__OBJECTIVE__
Could you give the data below again, exactly and completely?

__RECORDS TO USE__
■ ■ ■ ■ ■ ■ ■

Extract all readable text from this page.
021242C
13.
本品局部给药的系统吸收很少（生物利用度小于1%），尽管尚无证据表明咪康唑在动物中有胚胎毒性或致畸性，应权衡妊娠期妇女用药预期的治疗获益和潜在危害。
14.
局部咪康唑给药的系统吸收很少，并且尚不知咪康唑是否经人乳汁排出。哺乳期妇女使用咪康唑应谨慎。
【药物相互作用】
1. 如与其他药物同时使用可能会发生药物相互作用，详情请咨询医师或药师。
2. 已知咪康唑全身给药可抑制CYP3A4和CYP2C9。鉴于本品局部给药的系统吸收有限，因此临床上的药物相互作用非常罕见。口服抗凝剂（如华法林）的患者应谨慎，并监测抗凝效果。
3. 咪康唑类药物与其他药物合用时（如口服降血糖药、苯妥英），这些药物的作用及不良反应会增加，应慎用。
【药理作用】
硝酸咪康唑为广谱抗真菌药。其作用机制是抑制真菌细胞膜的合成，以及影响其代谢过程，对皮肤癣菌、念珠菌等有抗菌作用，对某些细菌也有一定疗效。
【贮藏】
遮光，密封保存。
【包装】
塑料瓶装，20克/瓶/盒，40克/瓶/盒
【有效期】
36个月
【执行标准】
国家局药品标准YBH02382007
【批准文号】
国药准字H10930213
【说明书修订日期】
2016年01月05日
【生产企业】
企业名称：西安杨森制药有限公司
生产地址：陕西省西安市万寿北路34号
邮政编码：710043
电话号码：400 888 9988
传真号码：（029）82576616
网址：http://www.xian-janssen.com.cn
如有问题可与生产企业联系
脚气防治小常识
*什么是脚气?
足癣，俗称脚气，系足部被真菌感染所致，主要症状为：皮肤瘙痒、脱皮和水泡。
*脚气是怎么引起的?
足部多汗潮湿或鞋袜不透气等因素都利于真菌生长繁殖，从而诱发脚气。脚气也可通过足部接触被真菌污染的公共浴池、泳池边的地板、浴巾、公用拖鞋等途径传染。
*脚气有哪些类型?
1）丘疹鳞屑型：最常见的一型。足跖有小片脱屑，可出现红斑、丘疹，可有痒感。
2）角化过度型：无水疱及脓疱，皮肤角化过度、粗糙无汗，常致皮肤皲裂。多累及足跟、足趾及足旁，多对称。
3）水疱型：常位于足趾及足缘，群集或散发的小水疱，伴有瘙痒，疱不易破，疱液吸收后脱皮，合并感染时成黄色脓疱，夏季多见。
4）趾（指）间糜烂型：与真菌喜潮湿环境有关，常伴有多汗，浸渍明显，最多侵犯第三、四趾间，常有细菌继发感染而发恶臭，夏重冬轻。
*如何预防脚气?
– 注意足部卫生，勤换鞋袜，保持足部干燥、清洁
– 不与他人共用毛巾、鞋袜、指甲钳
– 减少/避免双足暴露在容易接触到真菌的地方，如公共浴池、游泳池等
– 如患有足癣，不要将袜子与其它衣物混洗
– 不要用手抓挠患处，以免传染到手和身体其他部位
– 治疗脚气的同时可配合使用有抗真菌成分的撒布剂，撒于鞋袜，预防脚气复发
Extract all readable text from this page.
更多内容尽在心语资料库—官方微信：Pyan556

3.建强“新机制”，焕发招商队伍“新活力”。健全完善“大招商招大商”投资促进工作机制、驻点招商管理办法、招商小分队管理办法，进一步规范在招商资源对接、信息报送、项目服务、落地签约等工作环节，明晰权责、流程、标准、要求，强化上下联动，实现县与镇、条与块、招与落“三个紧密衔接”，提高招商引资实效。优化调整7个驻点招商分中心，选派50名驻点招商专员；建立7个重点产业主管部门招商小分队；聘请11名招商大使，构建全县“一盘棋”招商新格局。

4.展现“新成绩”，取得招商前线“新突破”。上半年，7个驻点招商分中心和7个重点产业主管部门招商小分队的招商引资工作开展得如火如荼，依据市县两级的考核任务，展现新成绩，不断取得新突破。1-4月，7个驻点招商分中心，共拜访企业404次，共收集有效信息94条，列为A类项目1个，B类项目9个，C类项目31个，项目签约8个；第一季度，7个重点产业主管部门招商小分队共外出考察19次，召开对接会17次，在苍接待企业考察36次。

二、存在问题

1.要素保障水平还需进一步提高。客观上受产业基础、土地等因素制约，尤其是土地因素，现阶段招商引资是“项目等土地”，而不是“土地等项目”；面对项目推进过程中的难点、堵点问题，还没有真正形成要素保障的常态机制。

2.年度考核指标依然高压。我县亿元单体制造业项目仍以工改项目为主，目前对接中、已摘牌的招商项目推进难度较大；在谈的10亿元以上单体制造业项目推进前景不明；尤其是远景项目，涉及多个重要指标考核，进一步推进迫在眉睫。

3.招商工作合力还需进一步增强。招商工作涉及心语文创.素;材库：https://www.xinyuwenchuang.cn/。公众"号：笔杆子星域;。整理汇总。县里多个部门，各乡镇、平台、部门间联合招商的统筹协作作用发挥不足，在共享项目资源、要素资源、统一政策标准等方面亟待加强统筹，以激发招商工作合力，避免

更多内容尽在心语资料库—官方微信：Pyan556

■ ■ ■ ■ ■ ■ ■

__TASK OUTPUT__
Extract all readable text from this page.
021242C
13.
本品局部给药的系统吸收很少（生物利用度小于1%），尽管尚无证据表明咪康唑在动物中有胚胎毒性或致畸性，应权衡妊娠期妇女用药预期的治疗获益和潜在危害。
14.
局部咪康唑给药的系统吸收很少，并且尚不知咪康唑是否经人乳汁排出。哺乳期妇女使用咪康唑应谨慎。
【药物相互作用】
1. 如与其他药物同时使用可能会发生药物相互作用，详情请咨询医师或药师。
2. 已知咪康唑全身给药可抑制CYP3A4和CYP2C9。鉴于本品局部给药的系统吸收有限，因此临床上的药物相互作用非常罕见。口服抗凝剂（如华法林）的患者应谨慎，并监测抗凝效果。
3. 咪康唑类药物与其他药物合用时（如口服降血糖药、苯妥英），这些药物的作用及不良反应会增加，应慎用。
【药理作用】
硝酸咪康唑为广谱抗真菌药。其作用机制是抑制真菌细胞膜的合成，以及影响其代谢过程，对皮肤癣菌、念珠菌等有抗菌作用，对某些细菌也有一定疗效。
【贮藏】
遮光，密封保存。
【包装】
塑料瓶装，20克/瓶/盒，40克/瓶/盒
【有效期】
36个月
【执行标准】
国家局药品标准YBH02382007
【批准文号】
国药准字H10930213
【说明书修订日期】
2016年01月05日
【生产企业】
企业名称：西安杨森制药有限公司
生产地址：陕西省西安市万寿北路34号
邮政编码：710043
电话号码：400 888 9988
传真号码：（029）82576616
网址：http://www.xian-janssen.com.cn
如有问题可与生产企业联系
脚气防治小常识
*什么是脚气?
足癣，俗称脚气，系足部被真菌感染所致，主要症状为：皮肤瘙痒、脱皮和水泡。
*脚气是怎么引起的?
足部多汗潮湿或鞋袜不透气等因素都利于真菌生长繁殖，从而诱发脚气。脚气也可通过足部接触被真菌污染的公共浴池、泳池边的地板、浴巾、公用拖鞋等途径传染。
*脚气有哪些类型?
1）丘疹鳞屑型：最常见的一型。足跖有小片脱屑，可出现红斑、丘疹，可有痒感。
2）角化过度型：无水疱及脓疱，皮肤角化过度、粗糙无汗，常致皮肤皲裂。多累及足跟、足趾及足旁，多对称。
3）水疱型：常位于足趾及足缘，群集或散发的小水疱，伴有瘙痒，疱不易破，疱液吸收后脱皮，合并感染时成黄色脓疱，夏季多见。
4）趾（指）间糜烂型：与真菌喜潮湿环境有关，常伴有多汗，浸渍明显，最多侵犯第三、四趾间，常有细菌继发感染而发恶臭，夏重冬轻。
*如何预防脚气?
– 注意足部卫生，勤换鞋袜，保持足部干燥、清洁
– 不与他人共用毛巾、鞋袜、指甲钳
– 减少/避免双足暴露在容易接触到真菌的地方，如公共浴池、游泳池等
– 如患有足癣，不要将袜子与其它衣物混洗
– 不要用手抓挠患处，以免传染到手和身体其他部位
– 治疗脚气的同时可配合使用有抗真菌成分的撒布剂，撒于鞋袜，预防脚气复发
Extract all readable text from this page.
更多内容尽在心语资料库—官方微信：Pyan556

3.建强“新机制”，焕发招商队伍“新活力”。健全完善“大招商招大商”投资促进工作机制、驻点招商管理办法、招商小分队管理办法，进一步规范在招商资源对接、信息报送、项目服务、落地签约等工作环节，明晰权责、流程、标准、要求，强化上下联动，实现县与镇、条与块、招与落“三个紧密衔接”，提高招商引资实效。优化调整7个驻点招商分中心，选派50名驻点招商专员；建立7个重点产业主管部门招商小分队；聘请11名招商大使，构建全县“一盘棋”招商新格局。

4.展现“新成绩”，取得招商前线“新突破”。上半年，7个驻点招商分中心和7个重点产业主管部门招商小分队的招商引资工作开展得如火如荼，依据市县两级的考核任务，展现新成绩，不断取得新突破。1-4月，7个驻点招商分中心，共拜访企业404次，共收集有效信息94条，列为A类项目1个，B类项目9个，C类项目31个，项目签约8个；第一季度，7个重点产业主管部门招商小分队共外出考察19次，召开对接会17次，在苍接待企业考察36次。

二、存在问题

1.要素保障水平还需进一步提高。客观上受产业基础、土地等因素制约，尤其是土地因素，现阶段招商引资是“项目等土地”，而不是“土地等项目”；面对项目推进过程中的难点、堵点问题，还没有真正形成要素保障的常态机制。

2.年度考核指标依然高压。我县亿元单体制造业项目仍以工改项目为主，目前对接中、已摘牌的招商项目推进难度较大；在谈的10亿元以上单体制造业项目推进前景不明；尤其是远景项目，涉及多个重要指标考核，进一步推进迫在眉睫。

3.招商工作合力还需进一步增强。招商工作涉及心语文创.素;材库：https://www.xinyuwenchuang.cn/。公众"号：笔杆子星域;。整理汇总。县里多个部门，各乡镇、平台、部门间联合招商的统筹协作作用发挥不足，在共享项目资源、要素资源、统一政策标准等方面亟待加强统筹，以激发招商工作合力，避免

更多内容尽在心语资料库—官方微信：Pyan556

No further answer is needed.